» **STATED PROBLEM**
Below is a block of records. Copy every line in it that contains the word "Property".

(Figure content listings)
#####

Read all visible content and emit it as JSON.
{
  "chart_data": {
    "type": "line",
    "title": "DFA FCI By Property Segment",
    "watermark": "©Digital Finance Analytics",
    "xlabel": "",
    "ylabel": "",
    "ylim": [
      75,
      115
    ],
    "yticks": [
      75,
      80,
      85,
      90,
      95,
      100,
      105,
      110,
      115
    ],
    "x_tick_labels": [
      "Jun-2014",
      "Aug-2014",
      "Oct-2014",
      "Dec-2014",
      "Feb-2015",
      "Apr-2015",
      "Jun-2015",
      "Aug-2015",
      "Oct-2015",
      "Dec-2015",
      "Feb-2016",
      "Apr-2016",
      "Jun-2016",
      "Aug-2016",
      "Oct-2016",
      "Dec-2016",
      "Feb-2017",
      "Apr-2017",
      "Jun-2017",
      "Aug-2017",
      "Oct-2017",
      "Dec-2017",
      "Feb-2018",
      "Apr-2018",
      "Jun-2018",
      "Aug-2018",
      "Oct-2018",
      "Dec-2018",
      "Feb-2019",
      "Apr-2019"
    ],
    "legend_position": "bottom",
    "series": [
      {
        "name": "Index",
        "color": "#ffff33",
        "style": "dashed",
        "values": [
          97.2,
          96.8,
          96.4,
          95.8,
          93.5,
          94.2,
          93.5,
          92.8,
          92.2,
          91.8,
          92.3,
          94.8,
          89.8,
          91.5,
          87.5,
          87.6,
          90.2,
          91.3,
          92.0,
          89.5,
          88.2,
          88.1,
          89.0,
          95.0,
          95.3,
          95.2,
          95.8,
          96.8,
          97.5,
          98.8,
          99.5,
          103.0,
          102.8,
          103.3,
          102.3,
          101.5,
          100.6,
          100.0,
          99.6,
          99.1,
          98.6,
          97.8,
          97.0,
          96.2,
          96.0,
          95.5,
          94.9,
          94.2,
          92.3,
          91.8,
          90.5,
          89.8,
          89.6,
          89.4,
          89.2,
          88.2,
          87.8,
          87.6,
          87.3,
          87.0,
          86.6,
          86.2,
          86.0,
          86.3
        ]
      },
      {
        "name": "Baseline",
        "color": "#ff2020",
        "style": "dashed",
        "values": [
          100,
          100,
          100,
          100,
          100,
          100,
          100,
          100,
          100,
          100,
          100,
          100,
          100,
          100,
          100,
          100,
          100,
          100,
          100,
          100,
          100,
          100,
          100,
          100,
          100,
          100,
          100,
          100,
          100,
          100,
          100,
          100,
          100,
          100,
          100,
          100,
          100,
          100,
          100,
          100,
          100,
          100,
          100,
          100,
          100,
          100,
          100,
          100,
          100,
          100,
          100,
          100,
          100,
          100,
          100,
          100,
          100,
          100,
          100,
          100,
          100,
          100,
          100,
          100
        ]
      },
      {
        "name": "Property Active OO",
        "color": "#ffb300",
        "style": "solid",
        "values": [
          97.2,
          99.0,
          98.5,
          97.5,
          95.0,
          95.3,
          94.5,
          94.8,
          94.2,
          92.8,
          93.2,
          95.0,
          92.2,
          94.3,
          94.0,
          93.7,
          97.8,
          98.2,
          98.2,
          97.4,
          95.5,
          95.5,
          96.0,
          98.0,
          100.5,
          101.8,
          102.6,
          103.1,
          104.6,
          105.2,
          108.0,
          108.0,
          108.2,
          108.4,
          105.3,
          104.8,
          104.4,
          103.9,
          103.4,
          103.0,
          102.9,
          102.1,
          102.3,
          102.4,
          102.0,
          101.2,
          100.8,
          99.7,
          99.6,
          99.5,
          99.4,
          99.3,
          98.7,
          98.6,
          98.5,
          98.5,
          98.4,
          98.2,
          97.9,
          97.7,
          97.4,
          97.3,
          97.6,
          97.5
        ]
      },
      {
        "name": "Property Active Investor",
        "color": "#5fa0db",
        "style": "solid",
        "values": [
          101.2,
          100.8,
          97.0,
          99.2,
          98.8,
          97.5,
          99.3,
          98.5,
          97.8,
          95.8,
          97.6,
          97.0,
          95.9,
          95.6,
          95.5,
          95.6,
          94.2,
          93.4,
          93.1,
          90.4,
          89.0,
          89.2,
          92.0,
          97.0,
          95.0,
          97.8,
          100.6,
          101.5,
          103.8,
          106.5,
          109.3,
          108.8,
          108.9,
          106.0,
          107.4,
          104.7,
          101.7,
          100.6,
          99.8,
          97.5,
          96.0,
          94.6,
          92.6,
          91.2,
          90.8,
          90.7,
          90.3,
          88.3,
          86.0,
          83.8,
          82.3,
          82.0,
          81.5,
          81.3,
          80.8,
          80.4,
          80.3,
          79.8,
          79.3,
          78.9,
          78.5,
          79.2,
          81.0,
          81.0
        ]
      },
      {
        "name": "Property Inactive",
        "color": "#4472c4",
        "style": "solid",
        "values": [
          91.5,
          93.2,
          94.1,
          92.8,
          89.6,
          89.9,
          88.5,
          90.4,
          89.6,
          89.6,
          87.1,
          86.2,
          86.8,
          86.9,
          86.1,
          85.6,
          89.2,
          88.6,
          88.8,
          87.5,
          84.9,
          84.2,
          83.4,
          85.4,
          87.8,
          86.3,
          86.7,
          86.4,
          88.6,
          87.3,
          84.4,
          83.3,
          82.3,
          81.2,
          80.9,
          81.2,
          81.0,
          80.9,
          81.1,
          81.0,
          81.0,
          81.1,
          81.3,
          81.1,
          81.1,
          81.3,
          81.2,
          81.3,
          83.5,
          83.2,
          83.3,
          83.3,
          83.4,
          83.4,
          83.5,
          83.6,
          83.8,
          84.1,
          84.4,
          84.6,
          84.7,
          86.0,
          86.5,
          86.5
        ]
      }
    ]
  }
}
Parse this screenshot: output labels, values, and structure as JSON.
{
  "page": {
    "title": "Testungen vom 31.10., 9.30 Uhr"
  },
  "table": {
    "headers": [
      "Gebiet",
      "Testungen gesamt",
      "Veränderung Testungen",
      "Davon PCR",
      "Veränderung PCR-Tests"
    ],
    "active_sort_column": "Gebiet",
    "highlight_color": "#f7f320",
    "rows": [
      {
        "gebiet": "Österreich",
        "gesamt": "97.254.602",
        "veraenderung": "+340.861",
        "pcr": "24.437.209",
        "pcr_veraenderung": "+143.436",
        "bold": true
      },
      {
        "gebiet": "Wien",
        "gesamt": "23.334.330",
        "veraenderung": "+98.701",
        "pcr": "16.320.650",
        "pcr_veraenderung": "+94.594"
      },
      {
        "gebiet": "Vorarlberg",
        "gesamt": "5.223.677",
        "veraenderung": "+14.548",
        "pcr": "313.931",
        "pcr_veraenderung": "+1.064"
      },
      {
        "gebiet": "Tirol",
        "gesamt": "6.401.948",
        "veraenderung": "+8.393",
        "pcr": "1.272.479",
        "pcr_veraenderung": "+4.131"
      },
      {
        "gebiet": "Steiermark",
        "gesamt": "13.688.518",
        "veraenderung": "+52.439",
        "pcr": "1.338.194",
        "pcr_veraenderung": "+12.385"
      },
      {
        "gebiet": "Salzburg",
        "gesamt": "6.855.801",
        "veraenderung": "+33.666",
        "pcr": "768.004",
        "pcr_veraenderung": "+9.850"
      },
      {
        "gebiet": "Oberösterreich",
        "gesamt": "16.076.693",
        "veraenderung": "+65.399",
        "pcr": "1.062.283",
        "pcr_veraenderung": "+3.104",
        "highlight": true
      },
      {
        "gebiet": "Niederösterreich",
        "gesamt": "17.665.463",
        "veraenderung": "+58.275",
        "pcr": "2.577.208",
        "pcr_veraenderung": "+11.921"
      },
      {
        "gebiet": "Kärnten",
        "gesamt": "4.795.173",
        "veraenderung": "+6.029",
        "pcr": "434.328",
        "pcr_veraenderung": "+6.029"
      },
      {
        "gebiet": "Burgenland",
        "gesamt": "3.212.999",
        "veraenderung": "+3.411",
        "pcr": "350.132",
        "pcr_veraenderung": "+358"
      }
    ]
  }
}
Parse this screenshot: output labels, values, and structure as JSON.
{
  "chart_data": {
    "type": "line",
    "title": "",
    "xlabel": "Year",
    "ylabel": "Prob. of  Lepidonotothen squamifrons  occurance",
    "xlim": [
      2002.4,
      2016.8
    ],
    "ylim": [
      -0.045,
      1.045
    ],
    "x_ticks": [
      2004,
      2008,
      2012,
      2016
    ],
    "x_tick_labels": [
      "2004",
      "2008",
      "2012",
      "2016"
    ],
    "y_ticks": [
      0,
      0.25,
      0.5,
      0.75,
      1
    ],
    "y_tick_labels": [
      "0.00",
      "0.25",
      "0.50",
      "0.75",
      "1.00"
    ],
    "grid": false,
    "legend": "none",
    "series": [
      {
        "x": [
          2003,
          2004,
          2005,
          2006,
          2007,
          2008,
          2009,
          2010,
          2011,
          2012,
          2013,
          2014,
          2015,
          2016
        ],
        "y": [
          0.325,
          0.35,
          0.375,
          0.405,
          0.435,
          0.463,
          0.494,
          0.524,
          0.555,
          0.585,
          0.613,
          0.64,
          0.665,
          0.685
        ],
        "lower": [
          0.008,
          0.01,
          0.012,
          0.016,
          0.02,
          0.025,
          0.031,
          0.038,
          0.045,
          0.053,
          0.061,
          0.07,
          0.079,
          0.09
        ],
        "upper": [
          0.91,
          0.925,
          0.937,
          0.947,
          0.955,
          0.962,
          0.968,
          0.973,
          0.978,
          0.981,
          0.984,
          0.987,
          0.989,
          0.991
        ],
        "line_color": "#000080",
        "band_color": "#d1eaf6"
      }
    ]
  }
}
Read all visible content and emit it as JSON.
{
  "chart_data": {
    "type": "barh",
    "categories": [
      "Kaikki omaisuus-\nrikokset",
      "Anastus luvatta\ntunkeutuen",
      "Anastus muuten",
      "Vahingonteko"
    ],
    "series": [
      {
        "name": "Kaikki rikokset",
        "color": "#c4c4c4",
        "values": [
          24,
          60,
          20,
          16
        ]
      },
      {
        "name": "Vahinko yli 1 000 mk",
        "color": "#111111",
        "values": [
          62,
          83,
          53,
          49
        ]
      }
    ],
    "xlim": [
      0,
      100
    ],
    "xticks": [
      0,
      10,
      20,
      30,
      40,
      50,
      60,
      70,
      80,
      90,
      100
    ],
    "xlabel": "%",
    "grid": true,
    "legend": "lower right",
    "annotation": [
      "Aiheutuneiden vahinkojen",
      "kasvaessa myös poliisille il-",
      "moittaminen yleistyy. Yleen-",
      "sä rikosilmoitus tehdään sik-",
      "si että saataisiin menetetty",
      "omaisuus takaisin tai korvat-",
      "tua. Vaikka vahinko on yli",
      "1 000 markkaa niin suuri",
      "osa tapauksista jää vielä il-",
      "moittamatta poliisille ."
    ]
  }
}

#####

» **TASK RESPONSE**
    "title": "DFA FCI By Property Segment",
        "name": "Property Active OO",
        "name": "Property Active Investor",
        "name": "Property Inactive",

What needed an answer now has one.